» Given problem: Keep only the lines of the data below that contain "реализации", and copy them.
==== Record set ====
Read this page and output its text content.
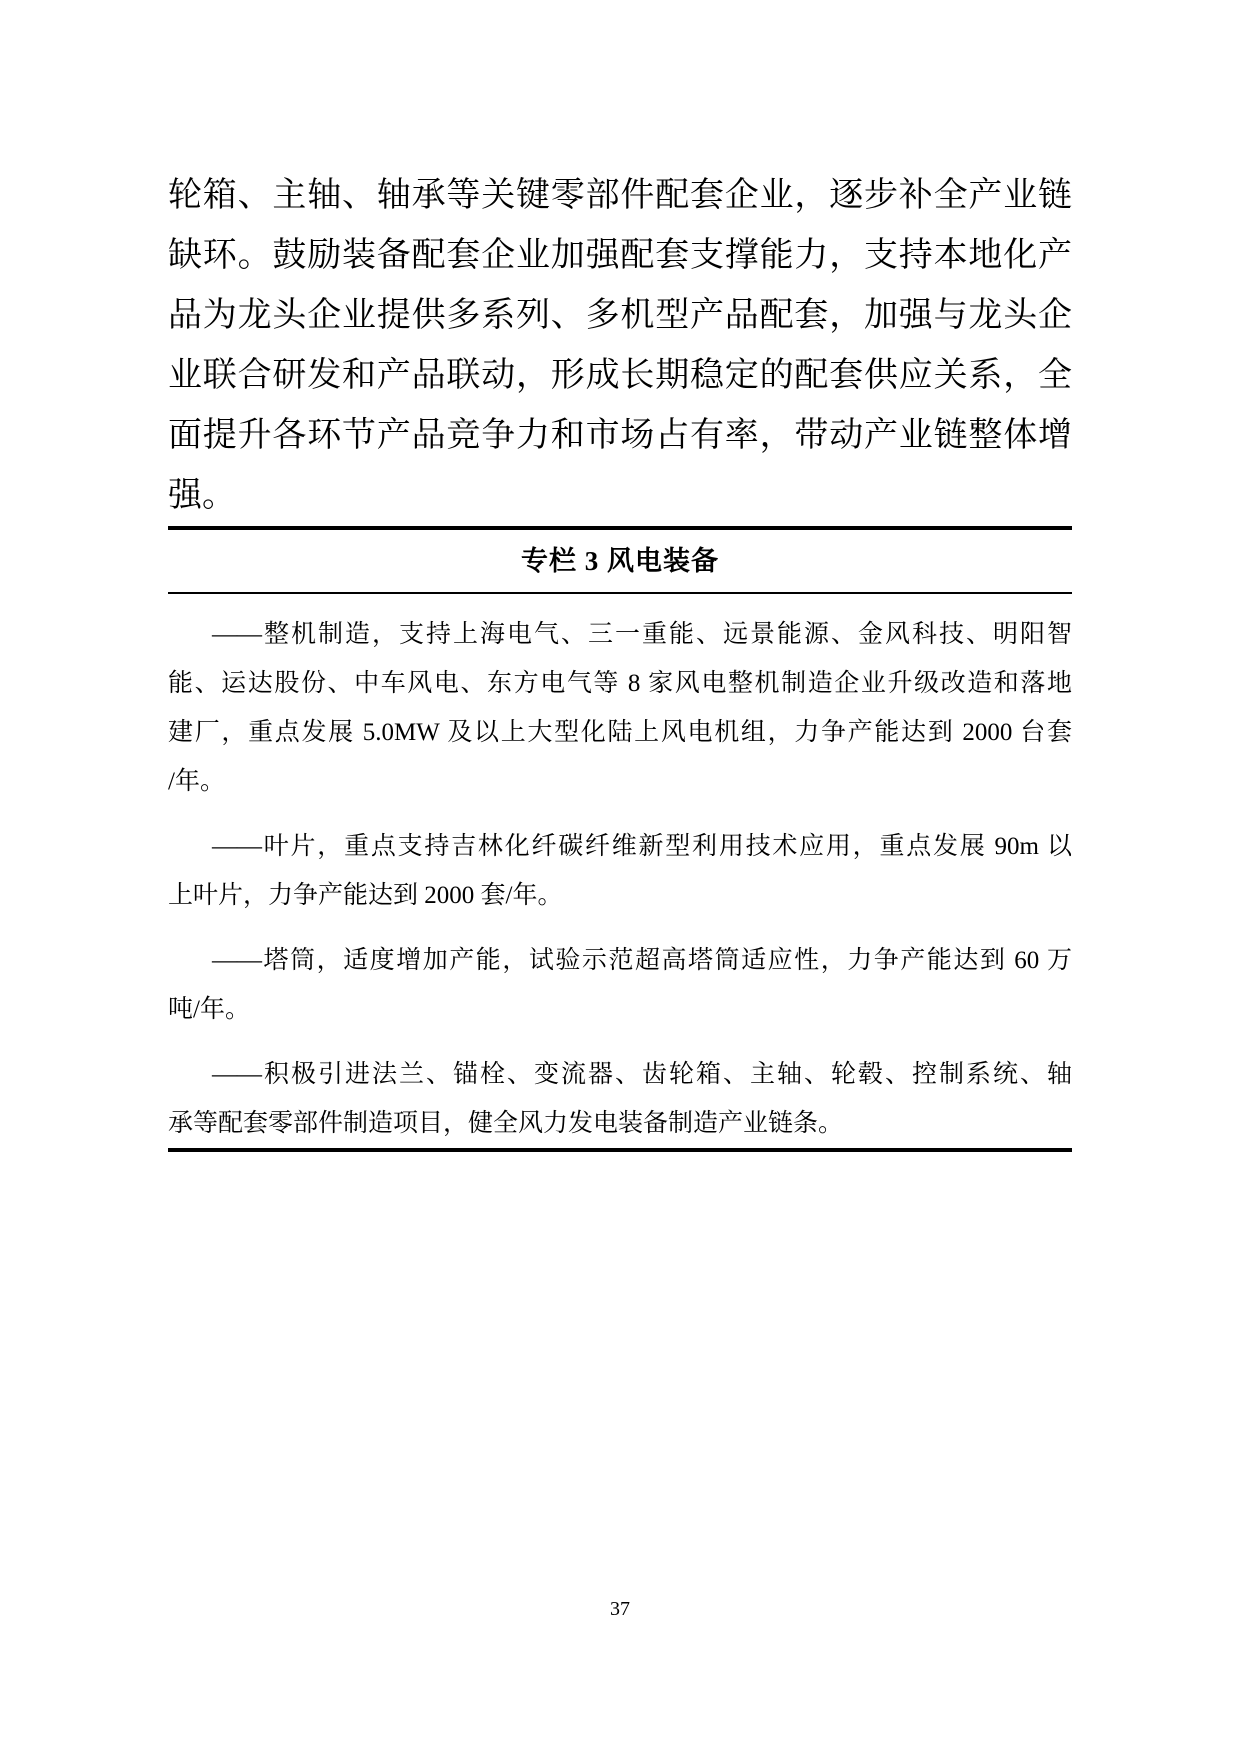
轮箱、主轴、轴承等关键零部件配套企业，逐步补全产业链
缺环。鼓励装备配套企业加强配套支撑能力，支持本地化产
品为龙头企业提供多系列、多机型产品配套，加强与龙头企
业联合研发和产品联动，形成长期稳定的配套供应关系，全
面提升各环节产品竞争力和市场占有率，带动产业链整体增
强。
专栏 3 风电装备
——整机制造，支持上海电气、三一重能、远景能源、金风科技、明阳智
能、运达股份、中车风电、东方电气等 8 家风电整机制造企业升级改造和落地
建厂，重点发展 5.0MW 及以上大型化陆上风电机组，力争产能达到 2000 台套
/年。
——叶片，重点支持吉林化纤碳纤维新型利用技术应用，重点发展 90m 以
上叶片，力争产能达到 2000 套/年。
——塔筒，适度增加产能，试验示范超高塔筒适应性，力争产能达到 60 万
吨/年。
——积极引进法兰、锚栓、变流器、齿轮箱、主轴、轮毂、控制系统、轴
承等配套零部件制造项目，健全风力发电装备制造产业链条。
37
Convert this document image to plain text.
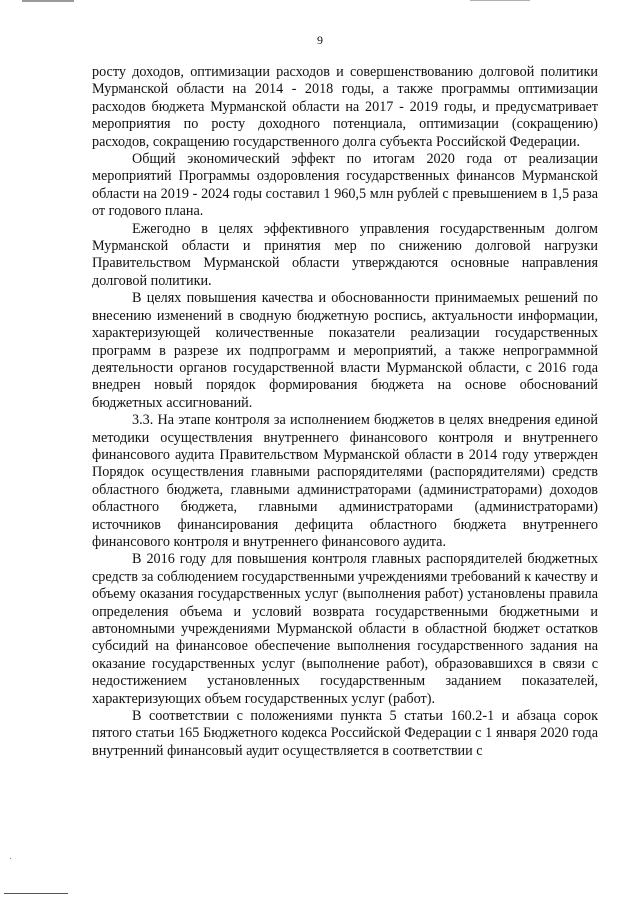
9

росту доходов, оптимизации расходов и совершенствованию долговой политики Мурманской области на 2014 - 2018 годы, а также программы оптимизации расходов бюджета Мурманской области на 2017 - 2019 годы, и предусматривает мероприятия по росту доходного потенциала, оптимизации (сокращению) расходов, сокращению государственного долга субъекта Российской Федерации.

Общий экономический эффект по итогам 2020 года от реализации мероприятий Программы оздоровления государственных финансов Мурманской области на 2019 - 2024 годы составил 1 960,5 млн рублей с превышением в 1,5 раза от годового плана.

Ежегодно в целях эффективного управления государственным долгом Мурманской области и принятия мер по снижению долговой нагрузки Правительством Мурманской области утверждаются основные направления долговой политики.

В целях повышения качества и обоснованности принимаемых решений по внесению изменений в сводную бюджетную роспись, актуальности информации, характеризующей количественные показатели реализации государственных программ в разрезе их подпрограмм и мероприятий, а также непрограммной деятельности органов государственной власти Мурманской области, с 2016 года внедрен новый порядок формирования бюджета на основе обоснований бюджетных ассигнований.

3.3. На этапе контроля за исполнением бюджетов в целях внедрения единой методики осуществления внутреннего финансового контроля и внутреннего финансового аудита Правительством Мурманской области в 2014 году утвержден Порядок осуществления главными распорядителями (распорядителями) средств областного бюджета, главными администраторами (администраторами) доходов областного бюджета, главными администраторами (администраторами) источников финансирования дефицита областного бюджета внутреннего финансового контроля и внутреннего финансового аудита.

В 2016 году для повышения контроля главных распорядителей бюджетных средств за соблюдением государственными учреждениями требований к качеству и объему оказания государственных услуг (выполнения работ) установлены правила определения объема и условий возврата государственными бюджетными и автономными учреждениями Мурманской области в областной бюджет остатков субсидий на финансовое обеспечение выполнения государственного задания на оказание государственных услуг (выполнение работ), образовавшихся в связи с недостижением установленных государственным заданием показателей, характеризующих объем государственных услуг (работ).

В соответствии с положениями пункта 5 статьи 160.2-1 и абзаца сорок пятого статьи 165 Бюджетного кодекса Российской Федерации с 1 января 2020 года внутренний финансовый аудит осуществляется в соответствии с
====
» Exercise response:
Общий экономический эффект по итогам 2020 года от реализации мероприятий Программы оздоровления государственных финансов Мурманской области на 2019 - 2024 годы составил 1 960,5 млн рублей с превышением в 1,5 раза от годового плана.
В целях повышения качества и обоснованности принимаемых решений по внесению изменений в сводную бюджетную роспись, актуальности информации, характеризующей количественные показатели реализации государственных программ в разрезе их подпрограмм и мероприятий, а также непрограммной деятельности органов государственной власти Мурманской области, с 2016 года внедрен новый порядок формирования бюджета на основе обоснований бюджетных ассигнований.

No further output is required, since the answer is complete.